**Given problem:**
Return all of the entries exactly, with nothing added or left out.

**Records for the task:**
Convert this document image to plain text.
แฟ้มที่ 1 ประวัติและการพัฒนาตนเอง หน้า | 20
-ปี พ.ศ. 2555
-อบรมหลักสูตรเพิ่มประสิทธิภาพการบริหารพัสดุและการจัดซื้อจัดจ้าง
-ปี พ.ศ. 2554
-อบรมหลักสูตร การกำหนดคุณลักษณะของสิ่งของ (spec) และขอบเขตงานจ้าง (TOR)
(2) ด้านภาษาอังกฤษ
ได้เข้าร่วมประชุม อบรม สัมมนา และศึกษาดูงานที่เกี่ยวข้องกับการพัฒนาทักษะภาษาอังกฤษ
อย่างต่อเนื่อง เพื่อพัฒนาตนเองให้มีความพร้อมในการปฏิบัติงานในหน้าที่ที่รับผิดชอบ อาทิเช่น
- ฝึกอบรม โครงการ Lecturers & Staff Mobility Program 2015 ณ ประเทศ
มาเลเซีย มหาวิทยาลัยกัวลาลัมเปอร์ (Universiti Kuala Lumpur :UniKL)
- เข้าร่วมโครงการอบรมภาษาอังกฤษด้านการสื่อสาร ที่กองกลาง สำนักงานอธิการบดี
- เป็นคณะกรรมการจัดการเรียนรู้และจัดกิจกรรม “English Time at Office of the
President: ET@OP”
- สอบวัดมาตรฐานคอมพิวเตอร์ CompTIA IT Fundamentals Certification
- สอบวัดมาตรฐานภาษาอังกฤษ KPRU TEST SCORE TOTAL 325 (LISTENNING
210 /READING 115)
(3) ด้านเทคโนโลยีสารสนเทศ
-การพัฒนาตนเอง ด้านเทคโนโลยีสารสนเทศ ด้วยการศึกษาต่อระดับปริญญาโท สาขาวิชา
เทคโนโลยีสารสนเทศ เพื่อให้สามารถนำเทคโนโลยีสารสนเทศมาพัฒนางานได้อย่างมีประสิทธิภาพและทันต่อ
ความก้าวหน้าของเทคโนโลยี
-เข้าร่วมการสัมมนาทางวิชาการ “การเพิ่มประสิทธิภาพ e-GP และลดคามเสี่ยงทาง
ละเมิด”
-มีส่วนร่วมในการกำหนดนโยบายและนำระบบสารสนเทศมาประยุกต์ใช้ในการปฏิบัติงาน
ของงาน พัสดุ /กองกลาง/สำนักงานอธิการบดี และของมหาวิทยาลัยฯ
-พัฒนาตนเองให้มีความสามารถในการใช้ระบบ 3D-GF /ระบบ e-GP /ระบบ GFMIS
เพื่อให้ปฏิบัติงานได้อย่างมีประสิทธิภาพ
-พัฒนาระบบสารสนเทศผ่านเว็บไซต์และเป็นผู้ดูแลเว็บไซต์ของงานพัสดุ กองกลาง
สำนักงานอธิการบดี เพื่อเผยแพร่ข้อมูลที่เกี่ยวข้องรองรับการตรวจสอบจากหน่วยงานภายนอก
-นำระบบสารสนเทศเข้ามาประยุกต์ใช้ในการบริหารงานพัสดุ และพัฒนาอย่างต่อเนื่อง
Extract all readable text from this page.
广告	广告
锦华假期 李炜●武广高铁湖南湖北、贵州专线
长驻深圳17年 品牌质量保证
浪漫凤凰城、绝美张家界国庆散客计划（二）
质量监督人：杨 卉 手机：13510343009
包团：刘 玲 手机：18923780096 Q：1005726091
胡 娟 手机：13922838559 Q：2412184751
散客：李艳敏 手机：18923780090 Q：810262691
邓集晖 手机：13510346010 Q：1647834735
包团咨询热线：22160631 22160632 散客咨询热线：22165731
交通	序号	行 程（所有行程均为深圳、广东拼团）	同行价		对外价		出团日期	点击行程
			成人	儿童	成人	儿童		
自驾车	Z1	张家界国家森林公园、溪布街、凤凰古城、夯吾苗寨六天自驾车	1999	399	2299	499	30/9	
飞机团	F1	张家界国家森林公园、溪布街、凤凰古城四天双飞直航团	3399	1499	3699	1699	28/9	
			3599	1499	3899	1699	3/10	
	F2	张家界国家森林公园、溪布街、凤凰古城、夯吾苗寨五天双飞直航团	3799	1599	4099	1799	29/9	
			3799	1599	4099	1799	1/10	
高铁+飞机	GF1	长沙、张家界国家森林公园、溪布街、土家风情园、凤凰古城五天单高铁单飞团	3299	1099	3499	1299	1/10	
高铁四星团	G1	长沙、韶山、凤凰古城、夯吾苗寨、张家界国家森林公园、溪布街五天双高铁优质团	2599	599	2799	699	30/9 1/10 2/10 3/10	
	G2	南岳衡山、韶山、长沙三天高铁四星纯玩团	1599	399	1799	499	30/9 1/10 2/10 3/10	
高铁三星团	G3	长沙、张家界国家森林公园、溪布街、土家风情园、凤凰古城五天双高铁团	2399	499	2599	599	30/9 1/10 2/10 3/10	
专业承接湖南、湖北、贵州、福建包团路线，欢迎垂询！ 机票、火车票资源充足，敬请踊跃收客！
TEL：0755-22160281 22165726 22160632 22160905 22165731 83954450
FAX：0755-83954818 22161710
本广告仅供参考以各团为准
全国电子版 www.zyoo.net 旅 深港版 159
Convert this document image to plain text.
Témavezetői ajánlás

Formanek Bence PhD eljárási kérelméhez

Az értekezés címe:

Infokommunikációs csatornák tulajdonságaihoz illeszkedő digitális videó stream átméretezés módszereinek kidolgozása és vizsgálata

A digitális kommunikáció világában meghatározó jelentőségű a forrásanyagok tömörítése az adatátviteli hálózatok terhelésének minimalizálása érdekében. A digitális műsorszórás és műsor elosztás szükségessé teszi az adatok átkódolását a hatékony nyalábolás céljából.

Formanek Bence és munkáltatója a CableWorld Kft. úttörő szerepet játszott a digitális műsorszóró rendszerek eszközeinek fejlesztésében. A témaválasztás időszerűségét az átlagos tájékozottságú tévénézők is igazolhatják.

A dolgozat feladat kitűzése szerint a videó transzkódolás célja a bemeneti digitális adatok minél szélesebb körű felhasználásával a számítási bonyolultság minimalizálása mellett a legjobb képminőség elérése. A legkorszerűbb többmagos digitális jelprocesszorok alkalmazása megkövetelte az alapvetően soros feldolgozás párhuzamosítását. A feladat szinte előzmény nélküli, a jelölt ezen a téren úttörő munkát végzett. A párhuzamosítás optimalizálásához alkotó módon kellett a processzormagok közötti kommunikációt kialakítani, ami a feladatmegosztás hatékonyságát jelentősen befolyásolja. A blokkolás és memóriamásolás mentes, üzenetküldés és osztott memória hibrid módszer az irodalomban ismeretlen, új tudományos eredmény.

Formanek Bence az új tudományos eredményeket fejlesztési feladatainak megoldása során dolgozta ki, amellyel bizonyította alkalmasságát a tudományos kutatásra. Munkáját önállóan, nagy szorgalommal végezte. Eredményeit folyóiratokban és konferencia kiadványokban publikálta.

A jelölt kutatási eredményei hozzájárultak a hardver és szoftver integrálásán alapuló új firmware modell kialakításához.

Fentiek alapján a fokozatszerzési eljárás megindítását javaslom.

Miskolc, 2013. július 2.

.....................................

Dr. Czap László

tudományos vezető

**Solution to this exercise:**
Convert this document image to plain text.
แฟ้มที่ 1 ประวัติและการพัฒนาตนเอง หน้า | 20
-ปี พ.ศ. 2555
-อบรมหลักสูตรเพิ่มประสิทธิภาพการบริหารพัสดุและการจัดซื้อจัดจ้าง
-ปี พ.ศ. 2554
-อบรมหลักสูตร การกำหนดคุณลักษณะของสิ่งของ (spec) และขอบเขตงานจ้าง (TOR)
(2) ด้านภาษาอังกฤษ
ได้เข้าร่วมประชุม อบรม สัมมนา และศึกษาดูงานที่เกี่ยวข้องกับการพัฒนาทักษะภาษาอังกฤษ
อย่างต่อเนื่อง เพื่อพัฒนาตนเองให้มีความพร้อมในการปฏิบัติงานในหน้าที่ที่รับผิดชอบ อาทิเช่น
- ฝึกอบรม โครงการ Lecturers & Staff Mobility Program 2015 ณ ประเทศ
มาเลเซีย มหาวิทยาลัยกัวลาลัมเปอร์ (Universiti Kuala Lumpur :UniKL)
- เข้าร่วมโครงการอบรมภาษาอังกฤษด้านการสื่อสาร ที่กองกลาง สำนักงานอธิการบดี
- เป็นคณะกรรมการจัดการเรียนรู้และจัดกิจกรรม “English Time at Office of the
President: ET@OP”
- สอบวัดมาตรฐานคอมพิวเตอร์ CompTIA IT Fundamentals Certification
- สอบวัดมาตรฐานภาษาอังกฤษ KPRU TEST SCORE TOTAL 325 (LISTENNING
210 /READING 115)
(3) ด้านเทคโนโลยีสารสนเทศ
-การพัฒนาตนเอง ด้านเทคโนโลยีสารสนเทศ ด้วยการศึกษาต่อระดับปริญญาโท สาขาวิชา
เทคโนโลยีสารสนเทศ เพื่อให้สามารถนำเทคโนโลยีสารสนเทศมาพัฒนางานได้อย่างมีประสิทธิภาพและทันต่อ
ความก้าวหน้าของเทคโนโลยี
-เข้าร่วมการสัมมนาทางวิชาการ “การเพิ่มประสิทธิภาพ e-GP และลดคามเสี่ยงทาง
ละเมิด”
-มีส่วนร่วมในการกำหนดนโยบายและนำระบบสารสนเทศมาประยุกต์ใช้ในการปฏิบัติงาน
ของงาน พัสดุ /กองกลาง/สำนักงานอธิการบดี และของมหาวิทยาลัยฯ
-พัฒนาตนเองให้มีความสามารถในการใช้ระบบ 3D-GF /ระบบ e-GP /ระบบ GFMIS
เพื่อให้ปฏิบัติงานได้อย่างมีประสิทธิภาพ
-พัฒนาระบบสารสนเทศผ่านเว็บไซต์และเป็นผู้ดูแลเว็บไซต์ของงานพัสดุ กองกลาง
สำนักงานอธิการบดี เพื่อเผยแพร่ข้อมูลที่เกี่ยวข้องรองรับการตรวจสอบจากหน่วยงานภายนอก
-นำระบบสารสนเทศเข้ามาประยุกต์ใช้ในการบริหารงานพัสดุ และพัฒนาอย่างต่อเนื่อง
Extract all readable text from this page.
广告	广告
锦华假期 李炜●武广高铁湖南湖北、贵州专线
长驻深圳17年 品牌质量保证
浪漫凤凰城、绝美张家界国庆散客计划（二）
质量监督人：杨 卉 手机：13510343009
包团：刘 玲 手机：18923780096 Q：1005726091
胡 娟 手机：13922838559 Q：2412184751
散客：李艳敏 手机：18923780090 Q：810262691
邓集晖 手机：13510346010 Q：1647834735
包团咨询热线：22160631 22160632 散客咨询热线：22165731
交通	序号	行 程（所有行程均为深圳、广东拼团）	同行价		对外价		出团日期	点击行程
			成人	儿童	成人	儿童		
自驾车	Z1	张家界国家森林公园、溪布街、凤凰古城、夯吾苗寨六天自驾车	1999	399	2299	499	30/9	
飞机团	F1	张家界国家森林公园、溪布街、凤凰古城四天双飞直航团	3399	1499	3699	1699	28/9	
			3599	1499	3899	1699	3/10	
	F2	张家界国家森林公园、溪布街、凤凰古城、夯吾苗寨五天双飞直航团	3799	1599	4099	1799	29/9	
			3799	1599	4099	1799	1/10	
高铁+飞机	GF1	长沙、张家界国家森林公园、溪布街、土家风情园、凤凰古城五天单高铁单飞团	3299	1099	3499	1299	1/10	
高铁四星团	G1	长沙、韶山、凤凰古城、夯吾苗寨、张家界国家森林公园、溪布街五天双高铁优质团	2599	599	2799	699	30/9 1/10 2/10 3/10	
	G2	南岳衡山、韶山、长沙三天高铁四星纯玩团	1599	399	1799	499	30/9 1/10 2/10 3/10	
高铁三星团	G3	长沙、张家界国家森林公园、溪布街、土家风情园、凤凰古城五天双高铁团	2399	499	2599	599	30/9 1/10 2/10 3/10	
专业承接湖南、湖北、贵州、福建包团路线，欢迎垂询！ 机票、火车票资源充足，敬请踊跃收客！
TEL：0755-22160281 22165726 22160632 22160905 22165731 83954450
FAX：0755-83954818 22161710
本广告仅供参考以各团为准
全国电子版 www.zyoo.net 旅 深港版 159
Convert this document image to plain text.
Témavezetői ajánlás

Formanek Bence PhD eljárási kérelméhez

Az értekezés címe:

Infokommunikációs csatornák tulajdonságaihoz illeszkedő digitális videó stream átméretezés módszereinek kidolgozása és vizsgálata

A digitális kommunikáció világában meghatározó jelentőségű a forrásanyagok tömörítése az adatátviteli hálózatok terhelésének minimalizálása érdekében. A digitális műsorszórás és műsor elosztás szükségessé teszi az adatok átkódolását a hatékony nyalábolás céljából.

Formanek Bence és munkáltatója a CableWorld Kft. úttörő szerepet játszott a digitális műsorszóró rendszerek eszközeinek fejlesztésében. A témaválasztás időszerűségét az átlagos tájékozottságú tévénézők is igazolhatják.

A dolgozat feladat kitűzése szerint a videó transzkódolás célja a bemeneti digitális adatok minél szélesebb körű felhasználásával a számítási bonyolultság minimalizálása mellett a legjobb képminőség elérése. A legkorszerűbb többmagos digitális jelprocesszorok alkalmazása megkövetelte az alapvetően soros feldolgozás párhuzamosítását. A feladat szinte előzmény nélküli, a jelölt ezen a téren úttörő munkát végzett. A párhuzamosítás optimalizálásához alkotó módon kellett a processzormagok közötti kommunikációt kialakítani, ami a feladatmegosztás hatékonyságát jelentősen befolyásolja. A blokkolás és memóriamásolás mentes, üzenetküldés és osztott memória hibrid módszer az irodalomban ismeretlen, új tudományos eredmény.

Formanek Bence az új tudományos eredményeket fejlesztési feladatainak megoldása során dolgozta ki, amellyel bizonyította alkalmasságát a tudományos kutatásra. Munkáját önállóan, nagy szorgalommal végezte. Eredményeit folyóiratokban és konferencia kiadványokban publikálta.

A jelölt kutatási eredményei hozzájárultak a hardver és szoftver integrálásán alapuló új firmware modell kialakításához.

Fentiek alapján a fokozatszerzési eljárás megindítását javaslom.

Miskolc, 2013. július 2.

.....................................

Dr. Czap László

tudományos vezető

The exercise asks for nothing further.